DATA FOR THIS TASK:
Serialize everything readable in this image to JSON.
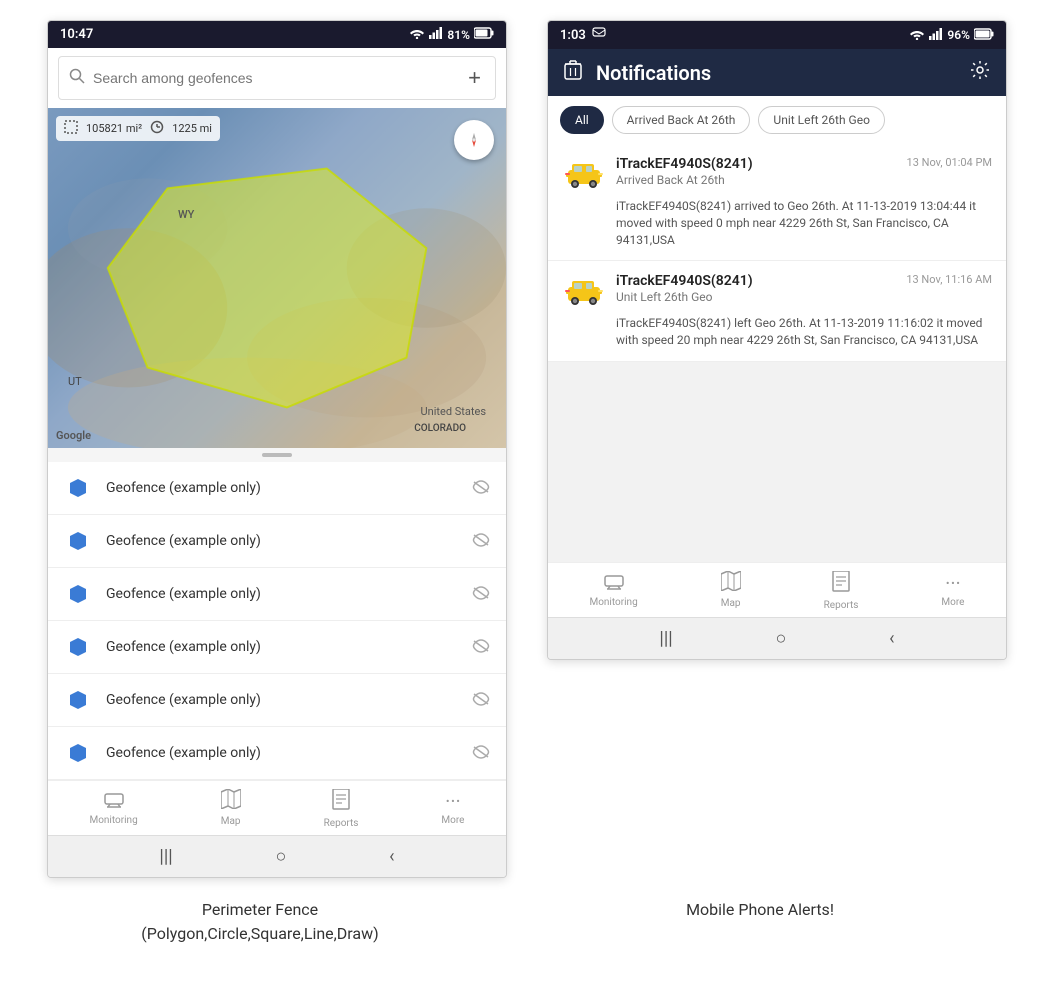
{
  "left_screen": {
    "status_bar": {
      "time": "10:47",
      "battery": "81%"
    },
    "search": {
      "placeholder": "Search among geofences"
    },
    "map": {
      "area": "105821 mi²",
      "distance": "1225 mi",
      "wy_label": "WY",
      "ut_label": "UT",
      "us_label": "United States",
      "colorado_label": "COLORADO",
      "google_label": "Google"
    },
    "geofence_items": [
      {
        "name": "Geofence (example only)"
      },
      {
        "name": "Geofence (example only)"
      },
      {
        "name": "Geofence (example only)"
      },
      {
        "name": "Geofence (example only)"
      },
      {
        "name": "Geofence (example only)"
      },
      {
        "name": "Geofence (example only)"
      }
    ],
    "nav": {
      "items": [
        "Monitoring",
        "Map",
        "Reports",
        "More"
      ]
    },
    "caption": "Perimeter Fence\n(Polygon,Circle,Square,Line,Draw)"
  },
  "right_screen": {
    "status_bar": {
      "time": "1:03",
      "battery": "96%"
    },
    "header": {
      "title": "Notifications",
      "delete_label": "delete",
      "settings_label": "settings"
    },
    "filters": [
      "All",
      "Arrived Back At 26th",
      "Unit Left 26th Geo"
    ],
    "notifications": [
      {
        "device": "iTrackEF4940S(8241)",
        "event": "Arrived Back At 26th",
        "time": "13 Nov, 01:04 PM",
        "body": "iTrackEF4940S(8241) arrived to Geo 26th.    At 11-13-2019 13:04:44 it moved with speed 0 mph near 4229 26th St, San Francisco, CA 94131,USA"
      },
      {
        "device": "iTrackEF4940S(8241)",
        "event": "Unit Left 26th Geo",
        "time": "13 Nov, 11:16 AM",
        "body": "iTrackEF4940S(8241) left Geo 26th.    At 11-13-2019 11:16:02 it moved with speed 20 mph near 4229 26th St, San Francisco, CA 94131,USA"
      }
    ],
    "nav": {
      "items": [
        "Monitoring",
        "Map",
        "Reports",
        "More"
      ]
    },
    "caption": "Mobile Phone Alerts!"
  },
  "colors": {
    "dark_header": "#1f2a44",
    "active_tab": "#1f2a44",
    "geofence_blue": "#3a7bd5",
    "polygon_yellow": "rgba(230,240,60,0.55)"
  }
}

EXERCISE OBJECTIVE: Scan the listing above for the word "time" and show each line where it is found.

OUTPUT BELOW:
      "time": "10:47",
      "time": "1:03",
        "time": "13 Nov, 01:04 PM",
        "time": "13 Nov, 11:16 AM",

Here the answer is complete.